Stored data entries
- - -

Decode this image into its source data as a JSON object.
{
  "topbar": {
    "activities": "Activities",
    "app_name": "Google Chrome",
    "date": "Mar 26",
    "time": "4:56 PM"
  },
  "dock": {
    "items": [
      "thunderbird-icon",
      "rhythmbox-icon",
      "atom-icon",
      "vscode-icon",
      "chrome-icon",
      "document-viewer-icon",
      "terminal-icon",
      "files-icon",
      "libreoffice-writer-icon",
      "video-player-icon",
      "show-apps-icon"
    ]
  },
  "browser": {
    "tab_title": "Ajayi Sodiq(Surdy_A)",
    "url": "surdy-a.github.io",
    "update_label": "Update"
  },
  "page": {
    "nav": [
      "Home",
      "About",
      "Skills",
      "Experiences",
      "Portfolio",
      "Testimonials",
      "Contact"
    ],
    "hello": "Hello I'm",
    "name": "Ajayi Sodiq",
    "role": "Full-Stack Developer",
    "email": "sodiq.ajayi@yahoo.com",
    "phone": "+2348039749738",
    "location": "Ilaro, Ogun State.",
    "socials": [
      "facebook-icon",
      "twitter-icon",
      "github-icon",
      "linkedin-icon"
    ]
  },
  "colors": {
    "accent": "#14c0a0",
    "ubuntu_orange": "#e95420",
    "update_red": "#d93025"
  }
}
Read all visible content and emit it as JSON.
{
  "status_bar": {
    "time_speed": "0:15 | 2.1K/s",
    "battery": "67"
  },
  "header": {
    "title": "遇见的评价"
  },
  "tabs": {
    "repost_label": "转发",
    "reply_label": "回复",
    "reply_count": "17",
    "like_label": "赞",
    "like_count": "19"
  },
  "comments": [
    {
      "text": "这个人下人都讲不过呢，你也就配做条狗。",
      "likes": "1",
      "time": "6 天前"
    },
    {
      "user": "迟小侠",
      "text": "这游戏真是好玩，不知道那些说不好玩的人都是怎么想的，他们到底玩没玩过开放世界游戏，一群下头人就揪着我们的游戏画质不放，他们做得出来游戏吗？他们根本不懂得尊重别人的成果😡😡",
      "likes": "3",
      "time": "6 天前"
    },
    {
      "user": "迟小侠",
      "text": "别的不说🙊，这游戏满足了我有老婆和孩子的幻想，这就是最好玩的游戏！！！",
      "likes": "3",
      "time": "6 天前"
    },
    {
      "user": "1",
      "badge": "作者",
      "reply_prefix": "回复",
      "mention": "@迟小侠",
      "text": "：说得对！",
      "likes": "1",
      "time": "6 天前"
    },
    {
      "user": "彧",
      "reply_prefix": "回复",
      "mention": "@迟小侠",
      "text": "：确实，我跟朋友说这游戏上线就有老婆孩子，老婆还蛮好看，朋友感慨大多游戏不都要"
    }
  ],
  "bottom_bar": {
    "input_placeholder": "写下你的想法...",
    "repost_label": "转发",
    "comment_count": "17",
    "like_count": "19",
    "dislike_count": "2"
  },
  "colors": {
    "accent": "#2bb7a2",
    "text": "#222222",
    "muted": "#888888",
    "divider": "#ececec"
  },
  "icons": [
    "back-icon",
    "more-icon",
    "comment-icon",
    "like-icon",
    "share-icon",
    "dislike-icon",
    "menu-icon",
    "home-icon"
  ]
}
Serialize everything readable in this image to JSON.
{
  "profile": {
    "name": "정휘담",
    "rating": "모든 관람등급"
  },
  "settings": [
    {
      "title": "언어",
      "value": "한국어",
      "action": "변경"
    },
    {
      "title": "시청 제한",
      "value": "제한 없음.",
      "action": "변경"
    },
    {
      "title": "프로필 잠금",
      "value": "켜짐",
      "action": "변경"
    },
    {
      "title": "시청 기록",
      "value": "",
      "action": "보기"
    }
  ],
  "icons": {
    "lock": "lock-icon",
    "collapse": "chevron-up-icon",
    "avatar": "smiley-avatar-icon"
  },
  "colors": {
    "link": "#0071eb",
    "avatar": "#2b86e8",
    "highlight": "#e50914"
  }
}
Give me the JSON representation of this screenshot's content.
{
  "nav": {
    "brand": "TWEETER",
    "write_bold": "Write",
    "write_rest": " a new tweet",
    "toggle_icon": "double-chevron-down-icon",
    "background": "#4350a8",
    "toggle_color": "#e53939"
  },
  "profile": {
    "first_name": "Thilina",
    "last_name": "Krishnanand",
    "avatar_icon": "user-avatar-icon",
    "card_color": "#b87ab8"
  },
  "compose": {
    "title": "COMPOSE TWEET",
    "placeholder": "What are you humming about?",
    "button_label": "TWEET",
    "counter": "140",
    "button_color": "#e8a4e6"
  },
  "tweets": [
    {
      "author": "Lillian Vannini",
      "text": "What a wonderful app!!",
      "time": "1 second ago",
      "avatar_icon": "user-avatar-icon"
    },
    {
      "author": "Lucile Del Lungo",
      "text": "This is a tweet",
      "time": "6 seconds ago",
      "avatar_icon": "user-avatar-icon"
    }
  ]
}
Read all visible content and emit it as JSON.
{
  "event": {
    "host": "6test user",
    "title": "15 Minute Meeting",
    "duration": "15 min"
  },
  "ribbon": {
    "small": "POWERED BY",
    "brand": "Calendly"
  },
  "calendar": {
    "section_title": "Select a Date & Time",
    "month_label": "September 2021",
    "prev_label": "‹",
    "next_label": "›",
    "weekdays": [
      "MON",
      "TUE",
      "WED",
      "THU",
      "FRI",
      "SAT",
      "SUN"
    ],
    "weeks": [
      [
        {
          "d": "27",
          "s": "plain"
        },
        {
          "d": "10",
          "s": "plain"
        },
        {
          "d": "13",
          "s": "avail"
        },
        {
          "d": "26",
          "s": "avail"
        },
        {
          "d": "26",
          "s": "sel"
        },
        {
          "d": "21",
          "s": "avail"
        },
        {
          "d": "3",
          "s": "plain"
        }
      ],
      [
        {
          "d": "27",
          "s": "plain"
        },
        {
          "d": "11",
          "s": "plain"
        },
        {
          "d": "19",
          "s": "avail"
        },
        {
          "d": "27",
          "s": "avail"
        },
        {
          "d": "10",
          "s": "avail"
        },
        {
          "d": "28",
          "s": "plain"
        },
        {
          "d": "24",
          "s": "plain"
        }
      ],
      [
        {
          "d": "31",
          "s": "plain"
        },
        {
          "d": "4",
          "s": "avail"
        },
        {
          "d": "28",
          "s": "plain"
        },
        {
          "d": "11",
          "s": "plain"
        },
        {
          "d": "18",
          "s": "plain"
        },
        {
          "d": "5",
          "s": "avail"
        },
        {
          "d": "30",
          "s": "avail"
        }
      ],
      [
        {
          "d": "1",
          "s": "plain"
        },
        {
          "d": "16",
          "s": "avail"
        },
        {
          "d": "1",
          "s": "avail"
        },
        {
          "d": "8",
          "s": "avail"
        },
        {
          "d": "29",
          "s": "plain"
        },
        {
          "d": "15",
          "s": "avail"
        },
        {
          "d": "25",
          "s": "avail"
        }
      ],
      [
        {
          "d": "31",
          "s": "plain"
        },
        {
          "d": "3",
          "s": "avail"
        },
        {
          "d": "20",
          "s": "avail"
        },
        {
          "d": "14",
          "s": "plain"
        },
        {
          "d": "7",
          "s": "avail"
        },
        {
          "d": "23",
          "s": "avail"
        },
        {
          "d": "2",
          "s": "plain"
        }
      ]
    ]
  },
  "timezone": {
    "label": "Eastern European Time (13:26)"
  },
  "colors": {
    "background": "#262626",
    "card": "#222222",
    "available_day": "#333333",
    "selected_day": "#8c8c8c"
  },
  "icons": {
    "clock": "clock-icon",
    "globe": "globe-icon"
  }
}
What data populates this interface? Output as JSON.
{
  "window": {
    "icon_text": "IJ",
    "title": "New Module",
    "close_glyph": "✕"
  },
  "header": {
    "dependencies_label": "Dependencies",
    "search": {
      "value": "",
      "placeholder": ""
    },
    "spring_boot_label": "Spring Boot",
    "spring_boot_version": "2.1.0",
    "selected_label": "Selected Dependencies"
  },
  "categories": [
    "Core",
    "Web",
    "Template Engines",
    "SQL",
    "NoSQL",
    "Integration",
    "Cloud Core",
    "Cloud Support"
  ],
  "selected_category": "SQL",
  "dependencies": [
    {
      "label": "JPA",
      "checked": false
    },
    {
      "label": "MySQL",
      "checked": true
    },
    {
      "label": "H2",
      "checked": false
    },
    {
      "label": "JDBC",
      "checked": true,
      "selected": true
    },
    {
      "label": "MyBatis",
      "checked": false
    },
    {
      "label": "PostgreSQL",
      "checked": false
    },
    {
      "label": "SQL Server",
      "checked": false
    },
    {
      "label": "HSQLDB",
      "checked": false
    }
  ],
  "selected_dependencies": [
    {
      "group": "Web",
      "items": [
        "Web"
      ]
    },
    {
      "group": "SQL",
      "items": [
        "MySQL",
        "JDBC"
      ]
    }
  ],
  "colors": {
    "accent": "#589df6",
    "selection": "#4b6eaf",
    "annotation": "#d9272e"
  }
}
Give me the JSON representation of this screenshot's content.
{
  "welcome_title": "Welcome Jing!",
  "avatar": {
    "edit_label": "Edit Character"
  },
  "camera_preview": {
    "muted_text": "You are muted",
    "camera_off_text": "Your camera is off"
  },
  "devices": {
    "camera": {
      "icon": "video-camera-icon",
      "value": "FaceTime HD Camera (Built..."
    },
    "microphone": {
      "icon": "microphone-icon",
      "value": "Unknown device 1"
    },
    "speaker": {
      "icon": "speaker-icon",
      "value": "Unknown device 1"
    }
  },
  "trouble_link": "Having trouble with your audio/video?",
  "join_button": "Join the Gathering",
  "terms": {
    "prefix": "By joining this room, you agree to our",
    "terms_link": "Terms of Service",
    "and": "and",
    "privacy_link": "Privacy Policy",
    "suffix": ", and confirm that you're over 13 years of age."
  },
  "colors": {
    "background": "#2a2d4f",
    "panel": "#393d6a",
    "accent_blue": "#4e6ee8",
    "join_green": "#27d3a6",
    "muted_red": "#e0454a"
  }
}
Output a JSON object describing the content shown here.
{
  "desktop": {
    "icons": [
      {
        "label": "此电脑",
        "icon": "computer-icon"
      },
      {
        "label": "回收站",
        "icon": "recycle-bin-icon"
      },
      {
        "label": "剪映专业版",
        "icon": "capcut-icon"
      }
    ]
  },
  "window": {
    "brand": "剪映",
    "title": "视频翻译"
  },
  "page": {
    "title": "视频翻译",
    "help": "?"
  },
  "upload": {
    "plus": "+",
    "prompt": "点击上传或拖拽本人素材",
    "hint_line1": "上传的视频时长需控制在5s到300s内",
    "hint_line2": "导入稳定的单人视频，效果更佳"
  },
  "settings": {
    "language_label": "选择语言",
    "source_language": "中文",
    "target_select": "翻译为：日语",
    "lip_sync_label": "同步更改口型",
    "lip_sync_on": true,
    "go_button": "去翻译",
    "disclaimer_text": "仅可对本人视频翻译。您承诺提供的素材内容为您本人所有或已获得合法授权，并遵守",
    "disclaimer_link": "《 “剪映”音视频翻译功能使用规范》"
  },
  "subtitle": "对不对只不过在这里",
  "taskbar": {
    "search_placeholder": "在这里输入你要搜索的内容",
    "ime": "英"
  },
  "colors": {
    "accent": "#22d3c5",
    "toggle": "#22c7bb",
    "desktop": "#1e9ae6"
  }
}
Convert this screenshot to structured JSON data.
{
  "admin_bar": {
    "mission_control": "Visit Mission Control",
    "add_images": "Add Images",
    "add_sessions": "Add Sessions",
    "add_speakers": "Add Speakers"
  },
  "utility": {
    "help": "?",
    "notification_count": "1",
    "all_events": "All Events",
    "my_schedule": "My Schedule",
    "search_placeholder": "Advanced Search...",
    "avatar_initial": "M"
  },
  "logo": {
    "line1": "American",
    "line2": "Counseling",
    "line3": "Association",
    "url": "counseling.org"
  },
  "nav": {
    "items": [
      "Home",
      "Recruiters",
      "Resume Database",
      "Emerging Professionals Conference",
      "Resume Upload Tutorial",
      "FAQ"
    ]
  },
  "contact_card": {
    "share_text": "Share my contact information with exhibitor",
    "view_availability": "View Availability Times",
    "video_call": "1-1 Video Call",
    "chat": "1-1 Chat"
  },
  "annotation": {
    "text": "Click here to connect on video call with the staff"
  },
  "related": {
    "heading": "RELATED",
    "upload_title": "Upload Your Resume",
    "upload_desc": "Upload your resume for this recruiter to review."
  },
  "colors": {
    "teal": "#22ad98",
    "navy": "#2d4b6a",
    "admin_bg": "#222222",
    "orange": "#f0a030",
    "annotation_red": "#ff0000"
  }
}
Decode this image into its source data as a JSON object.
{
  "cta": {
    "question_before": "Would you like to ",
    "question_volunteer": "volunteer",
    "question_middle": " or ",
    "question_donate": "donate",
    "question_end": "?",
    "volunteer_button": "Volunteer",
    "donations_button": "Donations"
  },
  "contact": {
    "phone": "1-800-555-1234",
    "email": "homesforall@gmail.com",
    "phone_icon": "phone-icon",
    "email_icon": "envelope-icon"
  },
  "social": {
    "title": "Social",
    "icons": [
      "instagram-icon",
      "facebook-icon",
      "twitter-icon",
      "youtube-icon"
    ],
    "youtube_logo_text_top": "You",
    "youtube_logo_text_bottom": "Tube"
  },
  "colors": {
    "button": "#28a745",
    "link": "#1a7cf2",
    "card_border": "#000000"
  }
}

- - -

• Written request:
Display every line of the listing that contains the string "Output".

• Answer to the problem:
What data populates this interface? Output as JSON.
Output a JSON object describing the content shown here.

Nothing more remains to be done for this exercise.